DATA ENTRIES:
....................

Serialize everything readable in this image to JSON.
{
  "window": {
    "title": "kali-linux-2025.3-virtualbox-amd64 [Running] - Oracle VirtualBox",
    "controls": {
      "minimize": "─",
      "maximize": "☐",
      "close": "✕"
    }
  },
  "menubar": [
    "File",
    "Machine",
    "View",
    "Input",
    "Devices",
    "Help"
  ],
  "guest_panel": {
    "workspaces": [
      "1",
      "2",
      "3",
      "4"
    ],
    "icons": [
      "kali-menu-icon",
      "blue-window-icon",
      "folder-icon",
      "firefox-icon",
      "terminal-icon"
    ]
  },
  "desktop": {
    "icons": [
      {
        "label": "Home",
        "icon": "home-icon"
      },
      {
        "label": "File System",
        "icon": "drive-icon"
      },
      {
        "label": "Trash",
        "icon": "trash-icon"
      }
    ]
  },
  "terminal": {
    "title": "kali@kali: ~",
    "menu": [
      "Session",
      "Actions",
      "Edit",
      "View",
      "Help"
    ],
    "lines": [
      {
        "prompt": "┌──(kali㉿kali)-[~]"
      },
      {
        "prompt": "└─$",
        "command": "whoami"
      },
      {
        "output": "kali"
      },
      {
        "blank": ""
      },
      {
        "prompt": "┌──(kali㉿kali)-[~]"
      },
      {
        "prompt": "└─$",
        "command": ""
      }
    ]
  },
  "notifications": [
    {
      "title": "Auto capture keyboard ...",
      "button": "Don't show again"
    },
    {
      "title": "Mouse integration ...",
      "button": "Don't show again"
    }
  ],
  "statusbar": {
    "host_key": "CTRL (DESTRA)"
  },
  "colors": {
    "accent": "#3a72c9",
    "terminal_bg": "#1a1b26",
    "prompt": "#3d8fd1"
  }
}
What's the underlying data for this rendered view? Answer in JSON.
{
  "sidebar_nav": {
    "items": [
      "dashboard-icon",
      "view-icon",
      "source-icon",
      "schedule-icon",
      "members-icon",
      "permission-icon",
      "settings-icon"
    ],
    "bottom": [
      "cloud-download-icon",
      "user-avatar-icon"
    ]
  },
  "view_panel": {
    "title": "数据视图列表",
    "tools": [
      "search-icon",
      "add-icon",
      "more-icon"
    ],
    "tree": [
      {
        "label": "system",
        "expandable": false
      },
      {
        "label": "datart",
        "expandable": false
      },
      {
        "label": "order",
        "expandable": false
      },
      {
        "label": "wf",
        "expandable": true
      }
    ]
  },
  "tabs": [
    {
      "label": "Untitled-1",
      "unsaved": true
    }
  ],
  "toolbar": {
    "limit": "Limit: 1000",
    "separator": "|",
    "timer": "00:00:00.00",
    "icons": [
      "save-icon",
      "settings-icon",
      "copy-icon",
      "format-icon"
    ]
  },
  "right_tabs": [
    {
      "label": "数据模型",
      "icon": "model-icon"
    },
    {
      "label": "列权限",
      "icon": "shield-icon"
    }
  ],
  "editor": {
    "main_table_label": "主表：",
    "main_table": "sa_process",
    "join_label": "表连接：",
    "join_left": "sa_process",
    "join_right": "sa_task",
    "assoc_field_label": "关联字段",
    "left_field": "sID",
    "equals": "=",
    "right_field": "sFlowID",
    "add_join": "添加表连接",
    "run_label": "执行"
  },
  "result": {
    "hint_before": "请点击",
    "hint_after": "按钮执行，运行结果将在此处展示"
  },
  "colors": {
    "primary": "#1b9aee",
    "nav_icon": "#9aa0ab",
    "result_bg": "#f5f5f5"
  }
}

....................

EXERCISE DIRECTIONS:
Give an exact copy of all the data shown above.

RESULT OF THIS EXERCISE:
Serialize everything readable in this image to JSON.
{
  "window": {
    "title": "kali-linux-2025.3-virtualbox-amd64 [Running] - Oracle VirtualBox",
    "controls": {
      "minimize": "─",
      "maximize": "☐",
      "close": "✕"
    }
  },
  "menubar": [
    "File",
    "Machine",
    "View",
    "Input",
    "Devices",
    "Help"
  ],
  "guest_panel": {
    "workspaces": [
      "1",
      "2",
      "3",
      "4"
    ],
    "icons": [
      "kali-menu-icon",
      "blue-window-icon",
      "folder-icon",
      "firefox-icon",
      "terminal-icon"
    ]
  },
  "desktop": {
    "icons": [
      {
        "label": "Home",
        "icon": "home-icon"
      },
      {
        "label": "File System",
        "icon": "drive-icon"
      },
      {
        "label": "Trash",
        "icon": "trash-icon"
      }
    ]
  },
  "terminal": {
    "title": "kali@kali: ~",
    "menu": [
      "Session",
      "Actions",
      "Edit",
      "View",
      "Help"
    ],
    "lines": [
      {
        "prompt": "┌──(kali㉿kali)-[~]"
      },
      {
        "prompt": "└─$",
        "command": "whoami"
      },
      {
        "output": "kali"
      },
      {
        "blank": ""
      },
      {
        "prompt": "┌──(kali㉿kali)-[~]"
      },
      {
        "prompt": "└─$",
        "command": ""
      }
    ]
  },
  "notifications": [
    {
      "title": "Auto capture keyboard ...",
      "button": "Don't show again"
    },
    {
      "title": "Mouse integration ...",
      "button": "Don't show again"
    }
  ],
  "statusbar": {
    "host_key": "CTRL (DESTRA)"
  },
  "colors": {
    "accent": "#3a72c9",
    "terminal_bg": "#1a1b26",
    "prompt": "#3d8fd1"
  }
}
What's the underlying data for this rendered view? Answer in JSON.
{
  "sidebar_nav": {
    "items": [
      "dashboard-icon",
      "view-icon",
      "source-icon",
      "schedule-icon",
      "members-icon",
      "permission-icon",
      "settings-icon"
    ],
    "bottom": [
      "cloud-download-icon",
      "user-avatar-icon"
    ]
  },
  "view_panel": {
    "title": "数据视图列表",
    "tools": [
      "search-icon",
      "add-icon",
      "more-icon"
    ],
    "tree": [
      {
        "label": "system",
        "expandable": false
      },
      {
        "label": "datart",
        "expandable": false
      },
      {
        "label": "order",
        "expandable": false
      },
      {
        "label": "wf",
        "expandable": true
      }
    ]
  },
  "tabs": [
    {
      "label": "Untitled-1",
      "unsaved": true
    }
  ],
  "toolbar": {
    "limit": "Limit: 1000",
    "separator": "|",
    "timer": "00:00:00.00",
    "icons": [
      "save-icon",
      "settings-icon",
      "copy-icon",
      "format-icon"
    ]
  },
  "right_tabs": [
    {
      "label": "数据模型",
      "icon": "model-icon"
    },
    {
      "label": "列权限",
      "icon": "shield-icon"
    }
  ],
  "editor": {
    "main_table_label": "主表：",
    "main_table": "sa_process",
    "join_label": "表连接：",
    "join_left": "sa_process",
    "join_right": "sa_task",
    "assoc_field_label": "关联字段",
    "left_field": "sID",
    "equals": "=",
    "right_field": "sFlowID",
    "add_join": "添加表连接",
    "run_label": "执行"
  },
  "result": {
    "hint_before": "请点击",
    "hint_after": "按钮执行，运行结果将在此处展示"
  },
  "colors": {
    "primary": "#1b9aee",
    "nav_icon": "#9aa0ab",
    "result_bg": "#f5f5f5"
  }
}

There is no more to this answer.